(STATED GOAL): Write out, precisely and in full, each line of the material.

(DATASET CONTENT):
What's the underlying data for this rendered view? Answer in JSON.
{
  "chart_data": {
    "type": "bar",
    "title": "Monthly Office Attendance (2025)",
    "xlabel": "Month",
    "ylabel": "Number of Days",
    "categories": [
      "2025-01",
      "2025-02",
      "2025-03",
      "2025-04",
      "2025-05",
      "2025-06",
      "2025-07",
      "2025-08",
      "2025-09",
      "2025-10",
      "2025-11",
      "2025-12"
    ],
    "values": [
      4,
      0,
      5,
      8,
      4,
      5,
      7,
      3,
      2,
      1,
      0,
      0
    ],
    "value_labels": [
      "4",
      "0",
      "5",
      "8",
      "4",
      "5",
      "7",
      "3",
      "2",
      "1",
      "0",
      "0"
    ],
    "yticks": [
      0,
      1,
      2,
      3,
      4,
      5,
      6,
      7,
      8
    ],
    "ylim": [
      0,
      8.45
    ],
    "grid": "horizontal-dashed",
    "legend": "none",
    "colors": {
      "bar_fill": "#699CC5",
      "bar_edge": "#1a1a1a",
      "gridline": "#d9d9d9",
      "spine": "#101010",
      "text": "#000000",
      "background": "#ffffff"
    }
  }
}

(RESULT FOR THIS TASK):
What's the underlying data for this rendered view? Answer in JSON.
{
  "chart_data": {
    "type": "bar",
    "title": "Monthly Office Attendance (2025)",
    "xlabel": "Month",
    "ylabel": "Number of Days",
    "categories": [
      "2025-01",
      "2025-02",
      "2025-03",
      "2025-04",
      "2025-05",
      "2025-06",
      "2025-07",
      "2025-08",
      "2025-09",
      "2025-10",
      "2025-11",
      "2025-12"
    ],
    "values": [
      4,
      0,
      5,
      8,
      4,
      5,
      7,
      3,
      2,
      1,
      0,
      0
    ],
    "value_labels": [
      "4",
      "0",
      "5",
      "8",
      "4",
      "5",
      "7",
      "3",
      "2",
      "1",
      "0",
      "0"
    ],
    "yticks": [
      0,
      1,
      2,
      3,
      4,
      5,
      6,
      7,
      8
    ],
    "ylim": [
      0,
      8.45
    ],
    "grid": "horizontal-dashed",
    "legend": "none",
    "colors": {
      "bar_fill": "#699CC5",
      "bar_edge": "#1a1a1a",
      "gridline": "#d9d9d9",
      "spine": "#101010",
      "text": "#000000",
      "background": "#ffffff"
    }
  }
}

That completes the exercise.